Copy each line that contains the string "JSON".

INPUT MATERIAL:
______________________________
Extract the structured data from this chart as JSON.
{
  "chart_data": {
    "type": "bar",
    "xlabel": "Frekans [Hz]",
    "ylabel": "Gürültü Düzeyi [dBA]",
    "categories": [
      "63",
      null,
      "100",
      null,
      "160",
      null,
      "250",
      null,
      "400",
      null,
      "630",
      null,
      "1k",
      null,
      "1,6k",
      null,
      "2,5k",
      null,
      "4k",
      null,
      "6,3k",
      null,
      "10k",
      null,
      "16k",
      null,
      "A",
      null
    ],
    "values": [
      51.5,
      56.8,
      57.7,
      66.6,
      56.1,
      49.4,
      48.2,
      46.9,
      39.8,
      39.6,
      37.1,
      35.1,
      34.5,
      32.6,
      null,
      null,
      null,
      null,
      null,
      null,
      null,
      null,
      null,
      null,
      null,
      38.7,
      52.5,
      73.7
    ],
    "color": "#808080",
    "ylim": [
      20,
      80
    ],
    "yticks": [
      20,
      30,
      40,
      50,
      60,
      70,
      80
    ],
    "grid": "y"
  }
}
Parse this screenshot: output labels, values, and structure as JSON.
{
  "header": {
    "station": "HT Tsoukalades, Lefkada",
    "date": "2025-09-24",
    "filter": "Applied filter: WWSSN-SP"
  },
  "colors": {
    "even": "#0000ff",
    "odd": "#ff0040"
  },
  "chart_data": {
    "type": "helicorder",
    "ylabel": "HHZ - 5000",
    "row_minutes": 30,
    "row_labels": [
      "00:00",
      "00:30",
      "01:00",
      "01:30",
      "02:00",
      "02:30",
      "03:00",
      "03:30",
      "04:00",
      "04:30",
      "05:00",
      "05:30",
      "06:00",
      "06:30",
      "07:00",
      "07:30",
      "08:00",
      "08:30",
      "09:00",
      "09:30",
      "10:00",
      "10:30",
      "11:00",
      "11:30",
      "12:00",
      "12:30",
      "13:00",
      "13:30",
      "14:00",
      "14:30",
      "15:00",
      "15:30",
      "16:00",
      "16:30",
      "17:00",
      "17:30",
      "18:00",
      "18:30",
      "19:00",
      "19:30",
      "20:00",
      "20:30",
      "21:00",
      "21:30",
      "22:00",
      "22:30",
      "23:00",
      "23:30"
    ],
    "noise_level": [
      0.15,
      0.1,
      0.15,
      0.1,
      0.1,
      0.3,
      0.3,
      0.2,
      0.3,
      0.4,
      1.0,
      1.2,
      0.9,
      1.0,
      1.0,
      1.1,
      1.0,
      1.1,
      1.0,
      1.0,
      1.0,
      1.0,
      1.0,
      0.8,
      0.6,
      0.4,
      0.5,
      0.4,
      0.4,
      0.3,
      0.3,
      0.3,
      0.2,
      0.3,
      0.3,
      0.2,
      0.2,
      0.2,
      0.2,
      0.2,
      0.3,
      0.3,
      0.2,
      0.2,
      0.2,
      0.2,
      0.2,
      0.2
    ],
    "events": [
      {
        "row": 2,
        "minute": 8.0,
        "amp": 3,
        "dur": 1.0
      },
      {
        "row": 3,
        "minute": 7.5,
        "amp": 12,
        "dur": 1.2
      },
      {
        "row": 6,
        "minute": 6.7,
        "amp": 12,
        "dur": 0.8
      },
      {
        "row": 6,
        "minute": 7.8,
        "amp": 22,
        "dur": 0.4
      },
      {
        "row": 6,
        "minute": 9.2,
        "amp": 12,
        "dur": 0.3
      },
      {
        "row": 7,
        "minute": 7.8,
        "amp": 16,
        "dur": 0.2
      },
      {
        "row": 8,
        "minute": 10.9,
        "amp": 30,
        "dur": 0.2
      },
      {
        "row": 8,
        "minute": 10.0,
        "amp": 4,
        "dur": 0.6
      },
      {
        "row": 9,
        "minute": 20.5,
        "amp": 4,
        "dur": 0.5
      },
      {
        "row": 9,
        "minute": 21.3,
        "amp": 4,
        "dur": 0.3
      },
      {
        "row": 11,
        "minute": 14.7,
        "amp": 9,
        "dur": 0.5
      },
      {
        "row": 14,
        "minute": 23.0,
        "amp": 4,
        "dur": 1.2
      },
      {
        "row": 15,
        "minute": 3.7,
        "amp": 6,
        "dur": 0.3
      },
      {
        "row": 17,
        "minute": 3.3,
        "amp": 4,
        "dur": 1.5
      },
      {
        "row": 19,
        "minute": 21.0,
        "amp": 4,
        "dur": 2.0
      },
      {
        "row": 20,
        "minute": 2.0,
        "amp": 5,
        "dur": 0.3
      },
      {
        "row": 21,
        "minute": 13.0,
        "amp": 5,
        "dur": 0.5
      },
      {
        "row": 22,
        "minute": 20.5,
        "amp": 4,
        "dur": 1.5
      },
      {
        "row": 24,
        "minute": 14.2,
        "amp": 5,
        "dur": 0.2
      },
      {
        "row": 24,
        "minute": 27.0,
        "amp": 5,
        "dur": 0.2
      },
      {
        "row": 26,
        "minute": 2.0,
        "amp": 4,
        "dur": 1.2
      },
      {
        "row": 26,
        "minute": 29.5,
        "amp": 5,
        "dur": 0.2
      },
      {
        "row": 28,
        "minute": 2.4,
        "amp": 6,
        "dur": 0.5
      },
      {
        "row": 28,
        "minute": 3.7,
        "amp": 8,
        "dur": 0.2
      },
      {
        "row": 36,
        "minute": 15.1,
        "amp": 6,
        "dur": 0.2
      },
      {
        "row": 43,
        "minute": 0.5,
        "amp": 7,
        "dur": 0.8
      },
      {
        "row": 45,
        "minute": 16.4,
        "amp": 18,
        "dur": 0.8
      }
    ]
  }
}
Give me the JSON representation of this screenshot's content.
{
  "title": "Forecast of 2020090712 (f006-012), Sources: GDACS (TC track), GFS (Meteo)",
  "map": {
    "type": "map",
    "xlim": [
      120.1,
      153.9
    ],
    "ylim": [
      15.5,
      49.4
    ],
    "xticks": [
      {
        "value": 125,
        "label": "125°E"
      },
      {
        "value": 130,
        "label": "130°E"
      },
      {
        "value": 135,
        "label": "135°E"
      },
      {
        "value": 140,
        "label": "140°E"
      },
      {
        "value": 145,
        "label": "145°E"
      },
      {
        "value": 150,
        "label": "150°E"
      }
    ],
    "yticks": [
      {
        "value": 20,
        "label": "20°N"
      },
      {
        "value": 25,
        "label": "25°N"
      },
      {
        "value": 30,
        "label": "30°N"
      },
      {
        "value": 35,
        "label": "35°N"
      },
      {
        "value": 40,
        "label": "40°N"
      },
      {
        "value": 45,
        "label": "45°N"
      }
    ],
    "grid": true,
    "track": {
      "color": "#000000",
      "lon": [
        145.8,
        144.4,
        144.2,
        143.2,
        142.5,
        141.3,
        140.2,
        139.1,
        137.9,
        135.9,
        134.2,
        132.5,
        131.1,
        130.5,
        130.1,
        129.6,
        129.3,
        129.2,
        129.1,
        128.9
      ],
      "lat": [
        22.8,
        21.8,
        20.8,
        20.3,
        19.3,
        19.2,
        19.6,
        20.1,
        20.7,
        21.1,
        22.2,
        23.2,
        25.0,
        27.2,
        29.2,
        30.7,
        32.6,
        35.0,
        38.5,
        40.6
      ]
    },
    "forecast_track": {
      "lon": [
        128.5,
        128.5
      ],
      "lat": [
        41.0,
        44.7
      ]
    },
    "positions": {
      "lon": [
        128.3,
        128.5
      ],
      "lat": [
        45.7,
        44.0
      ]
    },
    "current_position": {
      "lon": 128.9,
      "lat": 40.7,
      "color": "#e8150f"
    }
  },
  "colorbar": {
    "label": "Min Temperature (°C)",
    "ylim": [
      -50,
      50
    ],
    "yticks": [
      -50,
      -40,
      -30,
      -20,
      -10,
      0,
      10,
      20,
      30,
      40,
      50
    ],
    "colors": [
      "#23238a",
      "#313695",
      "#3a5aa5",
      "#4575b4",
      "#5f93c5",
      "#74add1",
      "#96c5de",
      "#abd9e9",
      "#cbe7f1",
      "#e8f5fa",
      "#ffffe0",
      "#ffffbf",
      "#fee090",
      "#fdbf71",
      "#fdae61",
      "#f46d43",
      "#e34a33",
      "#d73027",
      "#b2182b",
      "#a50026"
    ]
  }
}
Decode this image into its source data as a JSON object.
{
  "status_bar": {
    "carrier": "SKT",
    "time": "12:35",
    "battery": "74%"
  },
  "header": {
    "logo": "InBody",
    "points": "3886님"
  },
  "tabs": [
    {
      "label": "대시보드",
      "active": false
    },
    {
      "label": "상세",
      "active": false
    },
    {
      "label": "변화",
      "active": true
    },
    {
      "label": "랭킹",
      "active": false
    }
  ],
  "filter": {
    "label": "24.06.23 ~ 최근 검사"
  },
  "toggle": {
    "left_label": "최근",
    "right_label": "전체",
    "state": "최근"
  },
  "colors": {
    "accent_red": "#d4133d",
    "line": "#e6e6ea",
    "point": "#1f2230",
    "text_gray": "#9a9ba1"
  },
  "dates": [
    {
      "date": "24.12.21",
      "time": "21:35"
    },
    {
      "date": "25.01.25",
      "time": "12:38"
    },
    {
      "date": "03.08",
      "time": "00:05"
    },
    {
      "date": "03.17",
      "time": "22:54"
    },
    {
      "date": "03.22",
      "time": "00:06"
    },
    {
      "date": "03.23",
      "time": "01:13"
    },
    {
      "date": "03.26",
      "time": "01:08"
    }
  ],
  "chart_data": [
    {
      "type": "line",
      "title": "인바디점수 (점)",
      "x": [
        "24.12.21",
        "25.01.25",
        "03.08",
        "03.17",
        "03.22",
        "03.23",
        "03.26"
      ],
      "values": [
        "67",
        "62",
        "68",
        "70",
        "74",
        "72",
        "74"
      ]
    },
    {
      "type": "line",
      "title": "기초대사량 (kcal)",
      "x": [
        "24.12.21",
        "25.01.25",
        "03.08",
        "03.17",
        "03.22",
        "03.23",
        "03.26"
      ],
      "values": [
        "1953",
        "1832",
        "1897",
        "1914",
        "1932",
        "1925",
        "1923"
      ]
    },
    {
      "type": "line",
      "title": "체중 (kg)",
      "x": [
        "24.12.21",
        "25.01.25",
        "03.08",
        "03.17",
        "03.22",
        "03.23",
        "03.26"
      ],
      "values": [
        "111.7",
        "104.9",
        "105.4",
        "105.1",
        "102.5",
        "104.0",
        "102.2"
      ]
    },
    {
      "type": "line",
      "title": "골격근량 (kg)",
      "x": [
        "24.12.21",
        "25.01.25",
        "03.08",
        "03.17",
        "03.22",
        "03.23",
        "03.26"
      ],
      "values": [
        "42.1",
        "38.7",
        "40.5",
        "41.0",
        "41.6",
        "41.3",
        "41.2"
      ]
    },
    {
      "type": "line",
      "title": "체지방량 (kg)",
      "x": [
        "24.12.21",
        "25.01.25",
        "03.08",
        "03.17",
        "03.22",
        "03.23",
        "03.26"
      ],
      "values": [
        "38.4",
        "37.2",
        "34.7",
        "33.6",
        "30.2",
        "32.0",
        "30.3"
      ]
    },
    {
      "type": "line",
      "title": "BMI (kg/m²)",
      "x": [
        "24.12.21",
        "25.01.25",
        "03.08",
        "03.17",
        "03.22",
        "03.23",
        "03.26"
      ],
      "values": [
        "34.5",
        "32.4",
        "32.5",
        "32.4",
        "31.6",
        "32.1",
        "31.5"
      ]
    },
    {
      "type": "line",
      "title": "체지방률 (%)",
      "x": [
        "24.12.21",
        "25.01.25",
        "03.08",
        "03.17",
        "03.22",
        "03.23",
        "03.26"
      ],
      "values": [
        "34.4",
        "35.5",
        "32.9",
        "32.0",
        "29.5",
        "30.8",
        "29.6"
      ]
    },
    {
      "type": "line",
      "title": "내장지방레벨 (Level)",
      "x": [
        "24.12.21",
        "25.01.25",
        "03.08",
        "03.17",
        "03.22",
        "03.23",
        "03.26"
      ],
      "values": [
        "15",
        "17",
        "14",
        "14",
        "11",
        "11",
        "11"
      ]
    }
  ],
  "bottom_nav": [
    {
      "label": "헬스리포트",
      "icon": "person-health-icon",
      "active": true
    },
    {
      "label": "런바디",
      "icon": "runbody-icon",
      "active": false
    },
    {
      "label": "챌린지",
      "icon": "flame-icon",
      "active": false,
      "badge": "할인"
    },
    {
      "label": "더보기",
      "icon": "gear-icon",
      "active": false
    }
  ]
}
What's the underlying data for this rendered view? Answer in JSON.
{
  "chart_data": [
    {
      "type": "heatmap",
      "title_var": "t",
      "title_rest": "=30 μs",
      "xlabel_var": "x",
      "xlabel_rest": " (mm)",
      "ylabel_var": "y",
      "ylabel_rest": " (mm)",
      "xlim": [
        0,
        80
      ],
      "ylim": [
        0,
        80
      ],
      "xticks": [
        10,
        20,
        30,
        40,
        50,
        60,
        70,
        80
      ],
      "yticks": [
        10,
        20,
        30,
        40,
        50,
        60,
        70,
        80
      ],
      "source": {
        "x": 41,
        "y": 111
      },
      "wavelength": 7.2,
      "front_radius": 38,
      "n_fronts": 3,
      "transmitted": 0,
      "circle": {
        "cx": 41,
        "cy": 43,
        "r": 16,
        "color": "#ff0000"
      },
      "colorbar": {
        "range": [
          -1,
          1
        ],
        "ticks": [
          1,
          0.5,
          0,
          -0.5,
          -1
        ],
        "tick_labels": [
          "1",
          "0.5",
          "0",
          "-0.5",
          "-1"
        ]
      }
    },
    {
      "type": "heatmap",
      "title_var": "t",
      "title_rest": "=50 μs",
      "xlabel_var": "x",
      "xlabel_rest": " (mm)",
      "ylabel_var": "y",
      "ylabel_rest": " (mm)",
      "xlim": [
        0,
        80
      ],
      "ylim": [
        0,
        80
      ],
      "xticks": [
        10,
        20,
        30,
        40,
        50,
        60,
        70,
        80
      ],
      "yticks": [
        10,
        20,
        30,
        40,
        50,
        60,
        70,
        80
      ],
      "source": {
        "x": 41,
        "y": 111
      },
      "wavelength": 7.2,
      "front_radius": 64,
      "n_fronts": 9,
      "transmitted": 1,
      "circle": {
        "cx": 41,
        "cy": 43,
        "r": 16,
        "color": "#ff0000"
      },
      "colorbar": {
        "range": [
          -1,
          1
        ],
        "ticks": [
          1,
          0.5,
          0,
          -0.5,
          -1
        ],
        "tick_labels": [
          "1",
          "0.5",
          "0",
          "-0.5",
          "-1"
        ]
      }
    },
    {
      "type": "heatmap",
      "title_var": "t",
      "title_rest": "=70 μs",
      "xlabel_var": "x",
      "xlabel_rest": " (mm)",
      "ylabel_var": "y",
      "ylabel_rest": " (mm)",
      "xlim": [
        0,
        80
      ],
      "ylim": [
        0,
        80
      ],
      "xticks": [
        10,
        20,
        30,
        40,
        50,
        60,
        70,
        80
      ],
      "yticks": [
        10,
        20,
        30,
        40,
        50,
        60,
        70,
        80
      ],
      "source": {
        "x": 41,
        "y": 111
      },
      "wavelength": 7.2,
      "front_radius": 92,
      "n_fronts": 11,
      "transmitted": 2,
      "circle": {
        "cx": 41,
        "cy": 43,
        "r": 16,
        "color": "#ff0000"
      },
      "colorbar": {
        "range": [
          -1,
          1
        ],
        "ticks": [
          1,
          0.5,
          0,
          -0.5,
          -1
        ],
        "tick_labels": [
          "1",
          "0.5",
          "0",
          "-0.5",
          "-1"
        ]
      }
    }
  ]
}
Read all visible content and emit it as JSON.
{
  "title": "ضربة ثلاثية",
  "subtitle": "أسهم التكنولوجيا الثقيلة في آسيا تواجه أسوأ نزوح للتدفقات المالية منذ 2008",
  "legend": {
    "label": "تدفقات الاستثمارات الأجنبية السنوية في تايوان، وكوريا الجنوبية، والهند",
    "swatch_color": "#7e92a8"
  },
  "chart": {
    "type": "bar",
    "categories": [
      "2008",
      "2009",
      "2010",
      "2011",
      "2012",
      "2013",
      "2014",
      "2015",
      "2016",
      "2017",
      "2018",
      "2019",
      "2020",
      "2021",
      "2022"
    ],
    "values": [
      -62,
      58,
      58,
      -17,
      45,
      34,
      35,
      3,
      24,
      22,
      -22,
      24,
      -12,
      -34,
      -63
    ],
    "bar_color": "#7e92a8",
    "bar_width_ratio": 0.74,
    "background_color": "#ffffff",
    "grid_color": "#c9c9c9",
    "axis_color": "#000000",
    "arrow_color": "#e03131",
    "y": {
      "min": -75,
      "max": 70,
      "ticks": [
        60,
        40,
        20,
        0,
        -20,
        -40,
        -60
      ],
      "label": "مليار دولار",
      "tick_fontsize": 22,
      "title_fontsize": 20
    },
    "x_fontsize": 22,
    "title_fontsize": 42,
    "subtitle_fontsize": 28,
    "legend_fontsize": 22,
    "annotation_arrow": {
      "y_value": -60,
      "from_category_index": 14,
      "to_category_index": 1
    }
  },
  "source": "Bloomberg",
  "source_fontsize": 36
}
______________________________
COMPLETED TASK:
Extract the structured data from this chart as JSON.
Parse this screenshot: output labels, values, and structure as JSON.
Give me the JSON representation of this screenshot's content.
Decode this image into its source data as a JSON object.
What's the underlying data for this rendered view? Answer in JSON.
Read all visible content and emit it as JSON.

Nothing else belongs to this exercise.